YOUR GOAL
Pictures don't belong in the copy; print all the records exactly.

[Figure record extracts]

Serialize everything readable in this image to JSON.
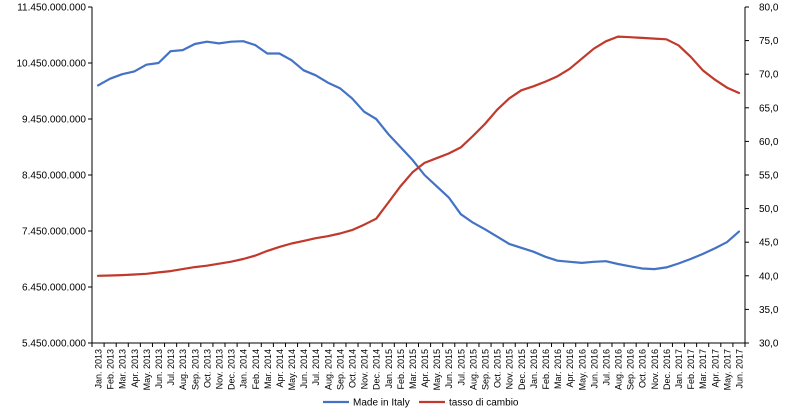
{
  "chart_data": {
    "type": "line",
    "title": "",
    "xlabel": "",
    "ylabel": "",
    "y2label": "",
    "grid": false,
    "legend_position": "bottom",
    "categories": [
      "Jan. 2013",
      "Feb. 2013",
      "Mar. 2013",
      "Apr. 2013",
      "May. 2013",
      "Jun. 2013",
      "Jul. 2013",
      "Aug. 2013",
      "Sep. 2013",
      "Oct. 2013",
      "Nov. 2013",
      "Dec. 2013",
      "Jan. 2014",
      "Feb. 2014",
      "Mar. 2014",
      "Apr. 2014",
      "May. 2014",
      "Jun. 2014",
      "Jul. 2014",
      "Aug. 2014",
      "Sep. 2014",
      "Oct. 2014",
      "Nov. 2014",
      "Dec. 2014",
      "Jan. 2015",
      "Feb. 2015",
      "Mar. 2015",
      "Apr. 2015",
      "May. 2015",
      "Jun. 2015",
      "Jul. 2015",
      "Aug. 2015",
      "Sep. 2015",
      "Oct. 2015",
      "Nov. 2015",
      "Dec. 2015",
      "Jan. 2016",
      "Feb. 2016",
      "Mar. 2016",
      "Apr. 2016",
      "May. 2016",
      "Jun. 2016",
      "Jul. 2016",
      "Aug. 2016",
      "Sep. 2016",
      "Oct. 2016",
      "Nov. 2016",
      "Dec. 2016",
      "Jan. 2017",
      "Feb. 2017",
      "Mar. 2017",
      "Apr. 2017",
      "May. 2017",
      "Jun. 2017"
    ],
    "y_left": {
      "min": 5450000000,
      "max": 11450000000,
      "ticks": [
        "5.450.000.000",
        "6.450.000.000",
        "7.450.000.000",
        "8.450.000.000",
        "9.450.000.000",
        "10.450.000.000",
        "11.450.000.000"
      ]
    },
    "y_right": {
      "min": 30,
      "max": 80,
      "ticks": [
        "30,0",
        "35,0",
        "40,0",
        "45,0",
        "50,0",
        "55,0",
        "60,0",
        "65,0",
        "70,0",
        "75,0",
        "80,0"
      ]
    },
    "series": [
      {
        "name": "Made in Italy",
        "axis": "left",
        "color": "#4472C4",
        "values": [
          10050000000,
          10170000000,
          10250000000,
          10300000000,
          10420000000,
          10450000000,
          10660000000,
          10680000000,
          10790000000,
          10830000000,
          10800000000,
          10830000000,
          10840000000,
          10770000000,
          10620000000,
          10620000000,
          10500000000,
          10320000000,
          10230000000,
          10100000000,
          10000000000,
          9820000000,
          9580000000,
          9450000000,
          9180000000,
          8950000000,
          8720000000,
          8450000000,
          8250000000,
          8050000000,
          7750000000,
          7600000000,
          7480000000,
          7350000000,
          7220000000,
          7150000000,
          7080000000,
          6990000000,
          6920000000,
          6900000000,
          6880000000,
          6900000000,
          6910000000,
          6860000000,
          6820000000,
          6780000000,
          6770000000,
          6800000000,
          6870000000,
          6950000000,
          7040000000,
          7140000000,
          7250000000,
          7440000000
        ]
      },
      {
        "name": "tasso di cambio",
        "axis": "right",
        "color": "#C0392B",
        "values": [
          40.0,
          40.05,
          40.1,
          40.2,
          40.3,
          40.5,
          40.7,
          41.0,
          41.3,
          41.5,
          41.8,
          42.1,
          42.5,
          43.0,
          43.7,
          44.3,
          44.8,
          45.2,
          45.6,
          45.9,
          46.3,
          46.8,
          47.6,
          48.5,
          50.9,
          53.3,
          55.4,
          56.8,
          57.5,
          58.2,
          59.1,
          60.8,
          62.6,
          64.7,
          66.4,
          67.6,
          68.2,
          68.9,
          69.7,
          70.8,
          72.3,
          73.8,
          74.9,
          75.6,
          75.5,
          75.4,
          75.3,
          75.2,
          74.3,
          72.6,
          70.6,
          69.2,
          68.0,
          67.2
        ]
      }
    ]
  }
}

ANSWER TO THE EXERCISE
Serialize everything readable in this image to JSON.
{
  "chart_data": {
    "type": "line",
    "title": "",
    "xlabel": "",
    "ylabel": "",
    "y2label": "",
    "grid": false,
    "legend_position": "bottom",
    "categories": [
      "Jan. 2013",
      "Feb. 2013",
      "Mar. 2013",
      "Apr. 2013",
      "May. 2013",
      "Jun. 2013",
      "Jul. 2013",
      "Aug. 2013",
      "Sep. 2013",
      "Oct. 2013",
      "Nov. 2013",
      "Dec. 2013",
      "Jan. 2014",
      "Feb. 2014",
      "Mar. 2014",
      "Apr. 2014",
      "May. 2014",
      "Jun. 2014",
      "Jul. 2014",
      "Aug. 2014",
      "Sep. 2014",
      "Oct. 2014",
      "Nov. 2014",
      "Dec. 2014",
      "Jan. 2015",
      "Feb. 2015",
      "Mar. 2015",
      "Apr. 2015",
      "May. 2015",
      "Jun. 2015",
      "Jul. 2015",
      "Aug. 2015",
      "Sep. 2015",
      "Oct. 2015",
      "Nov. 2015",
      "Dec. 2015",
      "Jan. 2016",
      "Feb. 2016",
      "Mar. 2016",
      "Apr. 2016",
      "May. 2016",
      "Jun. 2016",
      "Jul. 2016",
      "Aug. 2016",
      "Sep. 2016",
      "Oct. 2016",
      "Nov. 2016",
      "Dec. 2016",
      "Jan. 2017",
      "Feb. 2017",
      "Mar. 2017",
      "Apr. 2017",
      "May. 2017",
      "Jun. 2017"
    ],
    "y_left": {
      "min": 5450000000,
      "max": 11450000000,
      "ticks": [
        "5.450.000.000",
        "6.450.000.000",
        "7.450.000.000",
        "8.450.000.000",
        "9.450.000.000",
        "10.450.000.000",
        "11.450.000.000"
      ]
    },
    "y_right": {
      "min": 30,
      "max": 80,
      "ticks": [
        "30,0",
        "35,0",
        "40,0",
        "45,0",
        "50,0",
        "55,0",
        "60,0",
        "65,0",
        "70,0",
        "75,0",
        "80,0"
      ]
    },
    "series": [
      {
        "name": "Made in Italy",
        "axis": "left",
        "color": "#4472C4",
        "values": [
          10050000000,
          10170000000,
          10250000000,
          10300000000,
          10420000000,
          10450000000,
          10660000000,
          10680000000,
          10790000000,
          10830000000,
          10800000000,
          10830000000,
          10840000000,
          10770000000,
          10620000000,
          10620000000,
          10500000000,
          10320000000,
          10230000000,
          10100000000,
          10000000000,
          9820000000,
          9580000000,
          9450000000,
          9180000000,
          8950000000,
          8720000000,
          8450000000,
          8250000000,
          8050000000,
          7750000000,
          7600000000,
          7480000000,
          7350000000,
          7220000000,
          7150000000,
          7080000000,
          6990000000,
          6920000000,
          6900000000,
          6880000000,
          6900000000,
          6910000000,
          6860000000,
          6820000000,
          6780000000,
          6770000000,
          6800000000,
          6870000000,
          6950000000,
          7040000000,
          7140000000,
          7250000000,
          7440000000
        ]
      },
      {
        "name": "tasso di cambio",
        "axis": "right",
        "color": "#C0392B",
        "values": [
          40.0,
          40.05,
          40.1,
          40.2,
          40.3,
          40.5,
          40.7,
          41.0,
          41.3,
          41.5,
          41.8,
          42.1,
          42.5,
          43.0,
          43.7,
          44.3,
          44.8,
          45.2,
          45.6,
          45.9,
          46.3,
          46.8,
          47.6,
          48.5,
          50.9,
          53.3,
          55.4,
          56.8,
          57.5,
          58.2,
          59.1,
          60.8,
          62.6,
          64.7,
          66.4,
          67.6,
          68.2,
          68.9,
          69.7,
          70.8,
          72.3,
          73.8,
          74.9,
          75.6,
          75.5,
          75.4,
          75.3,
          75.2,
          74.3,
          72.6,
          70.6,
          69.2,
          68.0,
          67.2
        ]
      }
    ]
  }
}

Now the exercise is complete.